▶ _Instructions for the task_
Output all of the records exactly as written.

▶ _Supplied information_
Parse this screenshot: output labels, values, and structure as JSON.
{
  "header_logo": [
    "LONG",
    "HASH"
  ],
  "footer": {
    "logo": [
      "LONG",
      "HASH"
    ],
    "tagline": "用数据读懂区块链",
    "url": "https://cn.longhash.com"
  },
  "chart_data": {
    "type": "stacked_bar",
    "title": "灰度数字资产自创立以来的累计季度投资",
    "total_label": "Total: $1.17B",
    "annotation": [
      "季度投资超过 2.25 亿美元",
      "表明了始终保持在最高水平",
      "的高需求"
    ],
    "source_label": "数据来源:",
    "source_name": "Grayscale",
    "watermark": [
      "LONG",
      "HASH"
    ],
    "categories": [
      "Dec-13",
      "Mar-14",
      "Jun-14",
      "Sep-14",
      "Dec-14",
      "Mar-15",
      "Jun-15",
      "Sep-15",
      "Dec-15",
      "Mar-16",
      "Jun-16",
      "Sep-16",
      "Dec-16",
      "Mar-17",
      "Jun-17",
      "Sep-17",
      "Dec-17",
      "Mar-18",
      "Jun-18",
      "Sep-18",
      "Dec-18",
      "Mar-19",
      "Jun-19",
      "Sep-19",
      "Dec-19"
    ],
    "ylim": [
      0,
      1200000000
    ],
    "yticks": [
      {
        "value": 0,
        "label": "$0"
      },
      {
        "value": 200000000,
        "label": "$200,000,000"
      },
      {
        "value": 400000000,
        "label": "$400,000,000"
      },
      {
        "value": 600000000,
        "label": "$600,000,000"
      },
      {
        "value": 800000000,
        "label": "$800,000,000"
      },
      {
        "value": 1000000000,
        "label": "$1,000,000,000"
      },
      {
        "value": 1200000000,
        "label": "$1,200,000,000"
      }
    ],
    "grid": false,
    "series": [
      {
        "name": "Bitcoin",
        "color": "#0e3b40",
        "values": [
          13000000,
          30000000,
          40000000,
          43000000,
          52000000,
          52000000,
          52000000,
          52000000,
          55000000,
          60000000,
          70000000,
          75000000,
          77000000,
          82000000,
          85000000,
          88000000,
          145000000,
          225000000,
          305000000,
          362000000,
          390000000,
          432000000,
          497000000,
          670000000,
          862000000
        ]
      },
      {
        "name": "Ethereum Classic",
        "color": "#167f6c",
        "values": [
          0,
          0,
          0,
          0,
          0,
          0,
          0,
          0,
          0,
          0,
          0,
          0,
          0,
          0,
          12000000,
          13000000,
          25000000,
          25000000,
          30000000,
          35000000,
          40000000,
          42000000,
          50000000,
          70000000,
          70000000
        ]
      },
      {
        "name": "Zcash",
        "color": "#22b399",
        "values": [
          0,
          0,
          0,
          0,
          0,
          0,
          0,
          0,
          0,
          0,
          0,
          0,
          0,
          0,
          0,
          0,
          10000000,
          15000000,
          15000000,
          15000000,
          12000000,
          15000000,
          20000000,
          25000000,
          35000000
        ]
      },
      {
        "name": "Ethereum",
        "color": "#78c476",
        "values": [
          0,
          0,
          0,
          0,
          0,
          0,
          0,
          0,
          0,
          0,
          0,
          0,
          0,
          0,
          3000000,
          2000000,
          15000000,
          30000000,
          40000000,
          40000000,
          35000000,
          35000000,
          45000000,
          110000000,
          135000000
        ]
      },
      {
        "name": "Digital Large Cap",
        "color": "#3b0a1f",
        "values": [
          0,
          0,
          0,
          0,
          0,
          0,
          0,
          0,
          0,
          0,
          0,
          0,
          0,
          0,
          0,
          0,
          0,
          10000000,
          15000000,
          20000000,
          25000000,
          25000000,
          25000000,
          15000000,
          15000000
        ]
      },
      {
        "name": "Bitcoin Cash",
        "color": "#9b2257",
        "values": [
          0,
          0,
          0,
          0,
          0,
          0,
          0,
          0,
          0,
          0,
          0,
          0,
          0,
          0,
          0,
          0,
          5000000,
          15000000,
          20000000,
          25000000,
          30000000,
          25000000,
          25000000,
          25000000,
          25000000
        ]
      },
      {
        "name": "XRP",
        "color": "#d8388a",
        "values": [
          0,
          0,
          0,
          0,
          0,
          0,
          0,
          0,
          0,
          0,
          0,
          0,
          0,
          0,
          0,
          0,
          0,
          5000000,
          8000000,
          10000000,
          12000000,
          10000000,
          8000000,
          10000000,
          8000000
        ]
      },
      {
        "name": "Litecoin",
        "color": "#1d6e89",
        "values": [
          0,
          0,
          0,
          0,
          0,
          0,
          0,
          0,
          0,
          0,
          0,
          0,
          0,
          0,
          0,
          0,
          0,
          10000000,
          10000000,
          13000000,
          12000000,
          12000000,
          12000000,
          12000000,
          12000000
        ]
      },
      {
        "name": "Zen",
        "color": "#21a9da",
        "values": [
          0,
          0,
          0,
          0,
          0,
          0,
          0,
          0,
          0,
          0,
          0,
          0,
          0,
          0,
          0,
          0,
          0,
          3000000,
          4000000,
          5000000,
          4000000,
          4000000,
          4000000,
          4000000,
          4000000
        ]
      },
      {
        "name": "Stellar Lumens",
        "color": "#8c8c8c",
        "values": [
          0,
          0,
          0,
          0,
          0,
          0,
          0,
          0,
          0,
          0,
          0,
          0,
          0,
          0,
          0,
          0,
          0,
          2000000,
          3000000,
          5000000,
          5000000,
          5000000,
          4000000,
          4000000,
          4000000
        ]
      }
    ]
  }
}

▶ _Complete response_
Parse this screenshot: output labels, values, and structure as JSON.
{
  "header_logo": [
    "LONG",
    "HASH"
  ],
  "footer": {
    "logo": [
      "LONG",
      "HASH"
    ],
    "tagline": "用数据读懂区块链",
    "url": "https://cn.longhash.com"
  },
  "chart_data": {
    "type": "stacked_bar",
    "title": "灰度数字资产自创立以来的累计季度投资",
    "total_label": "Total: $1.17B",
    "annotation": [
      "季度投资超过 2.25 亿美元",
      "表明了始终保持在最高水平",
      "的高需求"
    ],
    "source_label": "数据来源:",
    "source_name": "Grayscale",
    "watermark": [
      "LONG",
      "HASH"
    ],
    "categories": [
      "Dec-13",
      "Mar-14",
      "Jun-14",
      "Sep-14",
      "Dec-14",
      "Mar-15",
      "Jun-15",
      "Sep-15",
      "Dec-15",
      "Mar-16",
      "Jun-16",
      "Sep-16",
      "Dec-16",
      "Mar-17",
      "Jun-17",
      "Sep-17",
      "Dec-17",
      "Mar-18",
      "Jun-18",
      "Sep-18",
      "Dec-18",
      "Mar-19",
      "Jun-19",
      "Sep-19",
      "Dec-19"
    ],
    "ylim": [
      0,
      1200000000
    ],
    "yticks": [
      {
        "value": 0,
        "label": "$0"
      },
      {
        "value": 200000000,
        "label": "$200,000,000"
      },
      {
        "value": 400000000,
        "label": "$400,000,000"
      },
      {
        "value": 600000000,
        "label": "$600,000,000"
      },
      {
        "value": 800000000,
        "label": "$800,000,000"
      },
      {
        "value": 1000000000,
        "label": "$1,000,000,000"
      },
      {
        "value": 1200000000,
        "label": "$1,200,000,000"
      }
    ],
    "grid": false,
    "series": [
      {
        "name": "Bitcoin",
        "color": "#0e3b40",
        "values": [
          13000000,
          30000000,
          40000000,
          43000000,
          52000000,
          52000000,
          52000000,
          52000000,
          55000000,
          60000000,
          70000000,
          75000000,
          77000000,
          82000000,
          85000000,
          88000000,
          145000000,
          225000000,
          305000000,
          362000000,
          390000000,
          432000000,
          497000000,
          670000000,
          862000000
        ]
      },
      {
        "name": "Ethereum Classic",
        "color": "#167f6c",
        "values": [
          0,
          0,
          0,
          0,
          0,
          0,
          0,
          0,
          0,
          0,
          0,
          0,
          0,
          0,
          12000000,
          13000000,
          25000000,
          25000000,
          30000000,
          35000000,
          40000000,
          42000000,
          50000000,
          70000000,
          70000000
        ]
      },
      {
        "name": "Zcash",
        "color": "#22b399",
        "values": [
          0,
          0,
          0,
          0,
          0,
          0,
          0,
          0,
          0,
          0,
          0,
          0,
          0,
          0,
          0,
          0,
          10000000,
          15000000,
          15000000,
          15000000,
          12000000,
          15000000,
          20000000,
          25000000,
          35000000
        ]
      },
      {
        "name": "Ethereum",
        "color": "#78c476",
        "values": [
          0,
          0,
          0,
          0,
          0,
          0,
          0,
          0,
          0,
          0,
          0,
          0,
          0,
          0,
          3000000,
          2000000,
          15000000,
          30000000,
          40000000,
          40000000,
          35000000,
          35000000,
          45000000,
          110000000,
          135000000
        ]
      },
      {
        "name": "Digital Large Cap",
        "color": "#3b0a1f",
        "values": [
          0,
          0,
          0,
          0,
          0,
          0,
          0,
          0,
          0,
          0,
          0,
          0,
          0,
          0,
          0,
          0,
          0,
          10000000,
          15000000,
          20000000,
          25000000,
          25000000,
          25000000,
          15000000,
          15000000
        ]
      },
      {
        "name": "Bitcoin Cash",
        "color": "#9b2257",
        "values": [
          0,
          0,
          0,
          0,
          0,
          0,
          0,
          0,
          0,
          0,
          0,
          0,
          0,
          0,
          0,
          0,
          5000000,
          15000000,
          20000000,
          25000000,
          30000000,
          25000000,
          25000000,
          25000000,
          25000000
        ]
      },
      {
        "name": "XRP",
        "color": "#d8388a",
        "values": [
          0,
          0,
          0,
          0,
          0,
          0,
          0,
          0,
          0,
          0,
          0,
          0,
          0,
          0,
          0,
          0,
          0,
          5000000,
          8000000,
          10000000,
          12000000,
          10000000,
          8000000,
          10000000,
          8000000
        ]
      },
      {
        "name": "Litecoin",
        "color": "#1d6e89",
        "values": [
          0,
          0,
          0,
          0,
          0,
          0,
          0,
          0,
          0,
          0,
          0,
          0,
          0,
          0,
          0,
          0,
          0,
          10000000,
          10000000,
          13000000,
          12000000,
          12000000,
          12000000,
          12000000,
          12000000
        ]
      },
      {
        "name": "Zen",
        "color": "#21a9da",
        "values": [
          0,
          0,
          0,
          0,
          0,
          0,
          0,
          0,
          0,
          0,
          0,
          0,
          0,
          0,
          0,
          0,
          0,
          3000000,
          4000000,
          5000000,
          4000000,
          4000000,
          4000000,
          4000000,
          4000000
        ]
      },
      {
        "name": "Stellar Lumens",
        "color": "#8c8c8c",
        "values": [
          0,
          0,
          0,
          0,
          0,
          0,
          0,
          0,
          0,
          0,
          0,
          0,
          0,
          0,
          0,
          0,
          0,
          2000000,
          3000000,
          5000000,
          5000000,
          5000000,
          4000000,
          4000000,
          4000000
        ]
      }
    ]
  }
}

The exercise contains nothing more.